What needs to be done: Do not copy the pictures; transcribe all other material exactly.

↓↓↓

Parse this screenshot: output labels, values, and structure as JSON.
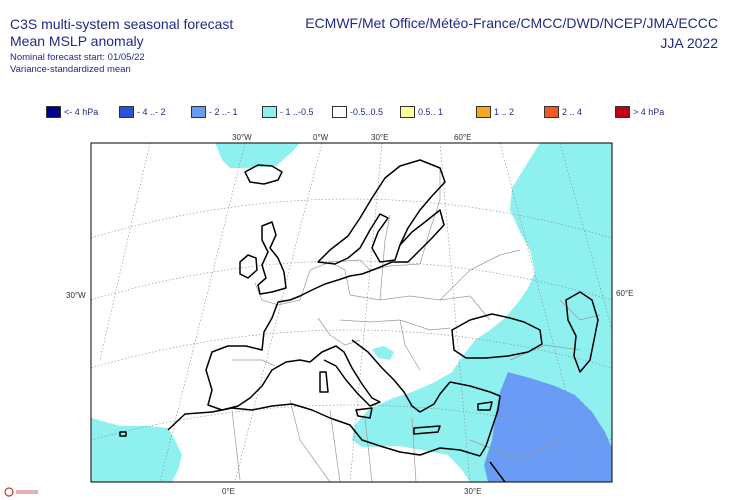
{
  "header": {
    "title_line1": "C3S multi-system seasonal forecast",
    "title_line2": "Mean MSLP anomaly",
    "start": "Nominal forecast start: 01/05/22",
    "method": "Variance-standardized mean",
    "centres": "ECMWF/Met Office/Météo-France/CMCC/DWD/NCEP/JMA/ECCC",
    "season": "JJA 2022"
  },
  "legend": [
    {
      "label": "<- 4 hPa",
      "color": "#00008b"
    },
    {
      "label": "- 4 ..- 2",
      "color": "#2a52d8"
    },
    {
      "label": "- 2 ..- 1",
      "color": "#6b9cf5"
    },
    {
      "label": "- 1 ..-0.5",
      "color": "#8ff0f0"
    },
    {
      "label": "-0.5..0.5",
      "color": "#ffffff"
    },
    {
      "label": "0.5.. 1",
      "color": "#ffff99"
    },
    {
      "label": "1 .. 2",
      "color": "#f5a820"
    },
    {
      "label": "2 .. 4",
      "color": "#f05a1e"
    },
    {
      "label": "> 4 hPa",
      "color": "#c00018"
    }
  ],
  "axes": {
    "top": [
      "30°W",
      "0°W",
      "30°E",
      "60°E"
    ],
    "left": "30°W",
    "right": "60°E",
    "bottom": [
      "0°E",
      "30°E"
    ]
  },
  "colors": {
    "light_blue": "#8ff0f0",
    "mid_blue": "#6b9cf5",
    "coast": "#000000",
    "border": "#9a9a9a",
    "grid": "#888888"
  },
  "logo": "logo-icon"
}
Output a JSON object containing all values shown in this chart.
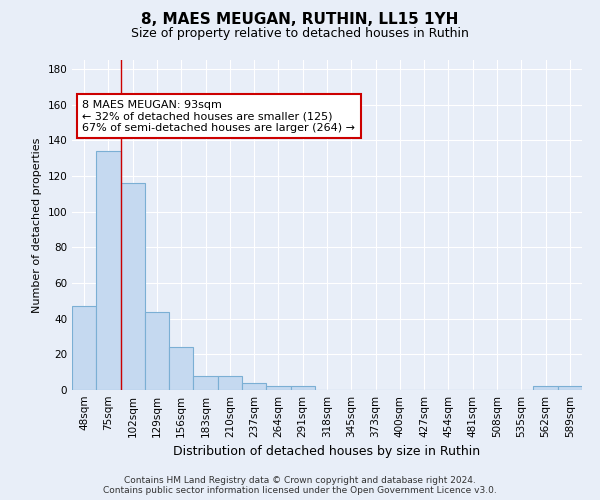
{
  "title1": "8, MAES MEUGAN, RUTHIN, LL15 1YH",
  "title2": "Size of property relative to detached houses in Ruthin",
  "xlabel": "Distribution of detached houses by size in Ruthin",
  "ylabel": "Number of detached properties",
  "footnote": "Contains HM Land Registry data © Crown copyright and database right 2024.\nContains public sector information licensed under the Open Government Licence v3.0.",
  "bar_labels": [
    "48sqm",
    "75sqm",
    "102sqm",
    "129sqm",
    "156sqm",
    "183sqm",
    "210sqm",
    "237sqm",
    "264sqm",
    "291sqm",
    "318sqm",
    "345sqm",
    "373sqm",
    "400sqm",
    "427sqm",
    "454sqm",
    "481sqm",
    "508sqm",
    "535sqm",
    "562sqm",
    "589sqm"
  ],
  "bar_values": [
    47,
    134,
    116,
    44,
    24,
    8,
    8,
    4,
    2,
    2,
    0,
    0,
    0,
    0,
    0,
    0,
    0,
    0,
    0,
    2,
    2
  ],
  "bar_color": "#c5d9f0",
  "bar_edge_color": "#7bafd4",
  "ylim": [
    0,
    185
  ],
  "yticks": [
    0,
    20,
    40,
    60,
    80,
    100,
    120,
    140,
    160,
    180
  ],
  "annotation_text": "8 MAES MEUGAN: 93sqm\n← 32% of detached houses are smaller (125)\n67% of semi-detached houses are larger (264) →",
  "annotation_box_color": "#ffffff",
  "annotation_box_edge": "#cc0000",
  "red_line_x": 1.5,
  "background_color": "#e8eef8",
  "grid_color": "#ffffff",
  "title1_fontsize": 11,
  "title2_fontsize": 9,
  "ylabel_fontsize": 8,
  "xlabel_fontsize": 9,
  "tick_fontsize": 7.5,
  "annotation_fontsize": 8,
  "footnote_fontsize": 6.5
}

↑↑↑

Full output:
Parse this screenshot: output labels, values, and structure as JSON.
{
  "header": {
    "title_line1": "C3S multi-system seasonal forecast",
    "title_line2": "Mean MSLP anomaly",
    "start": "Nominal forecast start: 01/05/22",
    "method": "Variance-standardized mean",
    "centres": "ECMWF/Met Office/Météo-France/CMCC/DWD/NCEP/JMA/ECCC",
    "season": "JJA 2022"
  },
  "legend": [
    {
      "label": "<- 4 hPa",
      "color": "#00008b"
    },
    {
      "label": "- 4 ..- 2",
      "color": "#2a52d8"
    },
    {
      "label": "- 2 ..- 1",
      "color": "#6b9cf5"
    },
    {
      "label": "- 1 ..-0.5",
      "color": "#8ff0f0"
    },
    {
      "label": "-0.5..0.5",
      "color": "#ffffff"
    },
    {
      "label": "0.5.. 1",
      "color": "#ffff99"
    },
    {
      "label": "1 .. 2",
      "color": "#f5a820"
    },
    {
      "label": "2 .. 4",
      "color": "#f05a1e"
    },
    {
      "label": "> 4 hPa",
      "color": "#c00018"
    }
  ],
  "axes": {
    "top": [
      "30°W",
      "0°W",
      "30°E",
      "60°E"
    ],
    "left": "30°W",
    "right": "60°E",
    "bottom": [
      "0°E",
      "30°E"
    ]
  },
  "colors": {
    "light_blue": "#8ff0f0",
    "mid_blue": "#6b9cf5",
    "coast": "#000000",
    "border": "#9a9a9a",
    "grid": "#888888"
  },
  "logo": "logo-icon"
}
Output a JSON object containing all values shown in this chart.
{
  "title1": "8, MAES MEUGAN, RUTHIN, LL15 1YH",
  "title2": "Size of property relative to detached houses in Ruthin",
  "xlabel": "Distribution of detached houses by size in Ruthin",
  "ylabel": "Number of detached properties",
  "footnote": "Contains HM Land Registry data © Crown copyright and database right 2024.\nContains public sector information licensed under the Open Government Licence v3.0.",
  "bar_labels": [
    "48sqm",
    "75sqm",
    "102sqm",
    "129sqm",
    "156sqm",
    "183sqm",
    "210sqm",
    "237sqm",
    "264sqm",
    "291sqm",
    "318sqm",
    "345sqm",
    "373sqm",
    "400sqm",
    "427sqm",
    "454sqm",
    "481sqm",
    "508sqm",
    "535sqm",
    "562sqm",
    "589sqm"
  ],
  "bar_values": [
    47,
    134,
    116,
    44,
    24,
    8,
    8,
    4,
    2,
    2,
    0,
    0,
    0,
    0,
    0,
    0,
    0,
    0,
    0,
    2,
    2
  ],
  "bar_color": "#c5d9f0",
  "bar_edge_color": "#7bafd4",
  "ylim": [
    0,
    185
  ],
  "yticks": [
    0,
    20,
    40,
    60,
    80,
    100,
    120,
    140,
    160,
    180
  ],
  "annotation_text": "8 MAES MEUGAN: 93sqm\n← 32% of detached houses are smaller (125)\n67% of semi-detached houses are larger (264) →",
  "annotation_box_color": "#ffffff",
  "annotation_box_edge": "#cc0000",
  "red_line_x": 1.5,
  "background_color": "#e8eef8",
  "grid_color": "#ffffff",
  "title1_fontsize": 11,
  "title2_fontsize": 9,
  "ylabel_fontsize": 8,
  "xlabel_fontsize": 9,
  "tick_fontsize": 7.5,
  "annotation_fontsize": 8,
  "footnote_fontsize": 6.5
}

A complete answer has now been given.